Entries from a dataset
>> begin

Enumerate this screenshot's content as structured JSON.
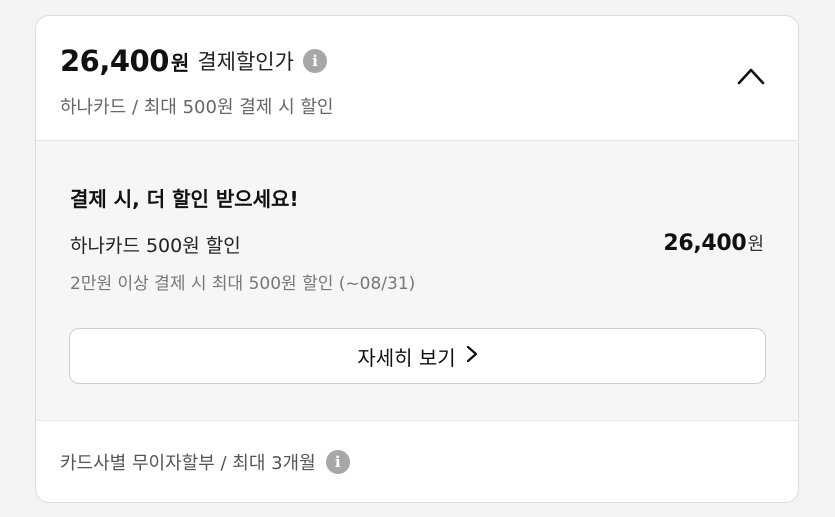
{
  "header": {
    "price_amount": "26,400",
    "price_unit": "원",
    "price_label": "결제할인가",
    "info_glyph": "i",
    "subtitle": "하나카드 / 최대 500원 결제 시 할인",
    "collapse_icon": "chevron-up-icon"
  },
  "benefit": {
    "title": "결제 시, 더 할인 받으세요!",
    "offer_name": "하나카드 500원 할인",
    "offer_amount": "26,400",
    "offer_unit": "원",
    "offer_detail": "2만원 이상 결제 시 최대 500원 할인 (~08/31)",
    "detail_button_label": "자세히 보기"
  },
  "installment": {
    "text": "카드사별 무이자할부 / 최대 3개월",
    "info_glyph": "i"
  },
  "colors": {
    "card_bg": "#ffffff",
    "panel_bg": "#f6f6f6",
    "page_bg": "#f4f4f4",
    "info_icon": "#a7a7a7"
  }
}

>> end

### WRITTEN PROBLEM
Write out the records above once more, word for word, with no pictures.

### CORRECT RESULT
Enumerate this screenshot's content as structured JSON.
{
  "header": {
    "price_amount": "26,400",
    "price_unit": "원",
    "price_label": "결제할인가",
    "info_glyph": "i",
    "subtitle": "하나카드 / 최대 500원 결제 시 할인",
    "collapse_icon": "chevron-up-icon"
  },
  "benefit": {
    "title": "결제 시, 더 할인 받으세요!",
    "offer_name": "하나카드 500원 할인",
    "offer_amount": "26,400",
    "offer_unit": "원",
    "offer_detail": "2만원 이상 결제 시 최대 500원 할인 (~08/31)",
    "detail_button_label": "자세히 보기"
  },
  "installment": {
    "text": "카드사별 무이자할부 / 최대 3개월",
    "info_glyph": "i"
  },
  "colors": {
    "card_bg": "#ffffff",
    "panel_bg": "#f6f6f6",
    "page_bg": "#f4f4f4",
    "info_icon": "#a7a7a7"
  }
}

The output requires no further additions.